======== Records to process ========
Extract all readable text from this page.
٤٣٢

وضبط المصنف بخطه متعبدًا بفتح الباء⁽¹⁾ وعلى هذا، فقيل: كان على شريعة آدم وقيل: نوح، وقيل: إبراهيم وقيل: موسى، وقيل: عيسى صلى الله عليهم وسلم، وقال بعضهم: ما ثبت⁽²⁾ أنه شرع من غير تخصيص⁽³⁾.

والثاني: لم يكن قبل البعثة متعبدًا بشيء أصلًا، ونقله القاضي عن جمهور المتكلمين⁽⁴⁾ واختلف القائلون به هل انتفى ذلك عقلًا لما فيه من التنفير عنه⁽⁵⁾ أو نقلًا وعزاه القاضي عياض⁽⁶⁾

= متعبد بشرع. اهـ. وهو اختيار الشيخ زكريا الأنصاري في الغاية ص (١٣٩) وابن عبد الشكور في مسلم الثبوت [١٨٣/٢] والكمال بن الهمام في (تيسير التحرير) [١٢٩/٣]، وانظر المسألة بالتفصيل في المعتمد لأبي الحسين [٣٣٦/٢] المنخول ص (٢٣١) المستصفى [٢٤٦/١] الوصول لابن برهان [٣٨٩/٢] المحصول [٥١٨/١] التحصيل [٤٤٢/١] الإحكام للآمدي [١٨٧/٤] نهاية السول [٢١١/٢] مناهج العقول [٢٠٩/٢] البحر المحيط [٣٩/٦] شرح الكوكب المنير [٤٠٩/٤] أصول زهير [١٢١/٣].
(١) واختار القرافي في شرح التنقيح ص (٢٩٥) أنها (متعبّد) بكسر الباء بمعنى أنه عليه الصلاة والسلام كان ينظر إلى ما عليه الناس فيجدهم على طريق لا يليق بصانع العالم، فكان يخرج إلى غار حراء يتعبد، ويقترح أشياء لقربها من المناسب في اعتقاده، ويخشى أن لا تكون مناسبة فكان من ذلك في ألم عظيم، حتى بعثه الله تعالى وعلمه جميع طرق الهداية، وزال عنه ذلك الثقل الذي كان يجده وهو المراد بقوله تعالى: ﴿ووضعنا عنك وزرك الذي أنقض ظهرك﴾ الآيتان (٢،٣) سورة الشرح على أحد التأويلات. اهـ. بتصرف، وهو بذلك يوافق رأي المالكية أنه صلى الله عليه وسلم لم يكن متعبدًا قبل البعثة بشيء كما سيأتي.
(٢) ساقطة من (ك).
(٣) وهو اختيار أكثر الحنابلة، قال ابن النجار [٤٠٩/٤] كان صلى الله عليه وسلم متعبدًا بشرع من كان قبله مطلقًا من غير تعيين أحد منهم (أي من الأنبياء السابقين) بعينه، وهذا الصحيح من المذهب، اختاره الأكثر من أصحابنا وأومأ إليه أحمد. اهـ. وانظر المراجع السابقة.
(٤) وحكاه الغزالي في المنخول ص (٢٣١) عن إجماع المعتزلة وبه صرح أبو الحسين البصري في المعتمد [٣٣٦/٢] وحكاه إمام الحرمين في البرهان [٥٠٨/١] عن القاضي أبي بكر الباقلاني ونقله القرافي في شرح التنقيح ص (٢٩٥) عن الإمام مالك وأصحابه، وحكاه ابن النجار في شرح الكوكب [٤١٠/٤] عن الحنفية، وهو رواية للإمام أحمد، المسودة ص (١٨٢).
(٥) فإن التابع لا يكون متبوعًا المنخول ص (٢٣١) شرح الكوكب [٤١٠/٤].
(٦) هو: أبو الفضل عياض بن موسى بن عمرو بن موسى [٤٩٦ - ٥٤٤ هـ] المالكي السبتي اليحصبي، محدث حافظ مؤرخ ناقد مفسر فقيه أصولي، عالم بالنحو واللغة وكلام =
========
### Instructions to follow
Pull every line containing "متعبد" out of the data above.

### Exercise result
وضبط المصنف بخطه متعبدًا بفتح الباء⁽¹⁾ وعلى هذا، فقيل: كان على شريعة آدم وقيل: نوح، وقيل: إبراهيم وقيل: موسى، وقيل: عيسى صلى الله عليهم وسلم، وقال بعضهم: ما ثبت⁽²⁾ أنه شرع من غير تخصيص⁽³⁾.
والثاني: لم يكن قبل البعثة متعبدًا بشيء أصلًا، ونقله القاضي عن جمهور المتكلمين⁽⁴⁾ واختلف القائلون به هل انتفى ذلك عقلًا لما فيه من التنفير عنه⁽⁵⁾ أو نقلًا وعزاه القاضي عياض⁽⁶⁾
= متعبد بشرع. اهـ. وهو اختيار الشيخ زكريا الأنصاري في الغاية ص (١٣٩) وابن عبد الشكور في مسلم الثبوت [١٨٣/٢] والكمال بن الهمام في (تيسير التحرير) [١٢٩/٣]، وانظر المسألة بالتفصيل في المعتمد لأبي الحسين [٣٣٦/٢] المنخول ص (٢٣١) المستصفى [٢٤٦/١] الوصول لابن برهان [٣٨٩/٢] المحصول [٥١٨/١] التحصيل [٤٤٢/١] الإحكام للآمدي [١٨٧/٤] نهاية السول [٢١١/٢] مناهج العقول [٢٠٩/٢] البحر المحيط [٣٩/٦] شرح الكوكب المنير [٤٠٩/٤] أصول زهير [١٢١/٣].
(١) واختار القرافي في شرح التنقيح ص (٢٩٥) أنها (متعبّد) بكسر الباء بمعنى أنه عليه الصلاة والسلام كان ينظر إلى ما عليه الناس فيجدهم على طريق لا يليق بصانع العالم، فكان يخرج إلى غار حراء يتعبد، ويقترح أشياء لقربها من المناسب في اعتقاده، ويخشى أن لا تكون مناسبة فكان من ذلك في ألم عظيم، حتى بعثه الله تعالى وعلمه جميع طرق الهداية، وزال عنه ذلك الثقل الذي كان يجده وهو المراد بقوله تعالى: ﴿ووضعنا عنك وزرك الذي أنقض ظهرك﴾ الآيتان (٢،٣) سورة الشرح على أحد التأويلات. اهـ. بتصرف، وهو بذلك يوافق رأي المالكية أنه صلى الله عليه وسلم لم يكن متعبدًا قبل البعثة بشيء كما سيأتي.
(٣) وهو اختيار أكثر الحنابلة، قال ابن النجار [٤٠٩/٤] كان صلى الله عليه وسلم متعبدًا بشرع من كان قبله مطلقًا من غير تعيين أحد منهم (أي من الأنبياء السابقين) بعينه، وهذا الصحيح من المذهب، اختاره الأكثر من أصحابنا وأومأ إليه أحمد. اهـ. وانظر المراجع السابقة.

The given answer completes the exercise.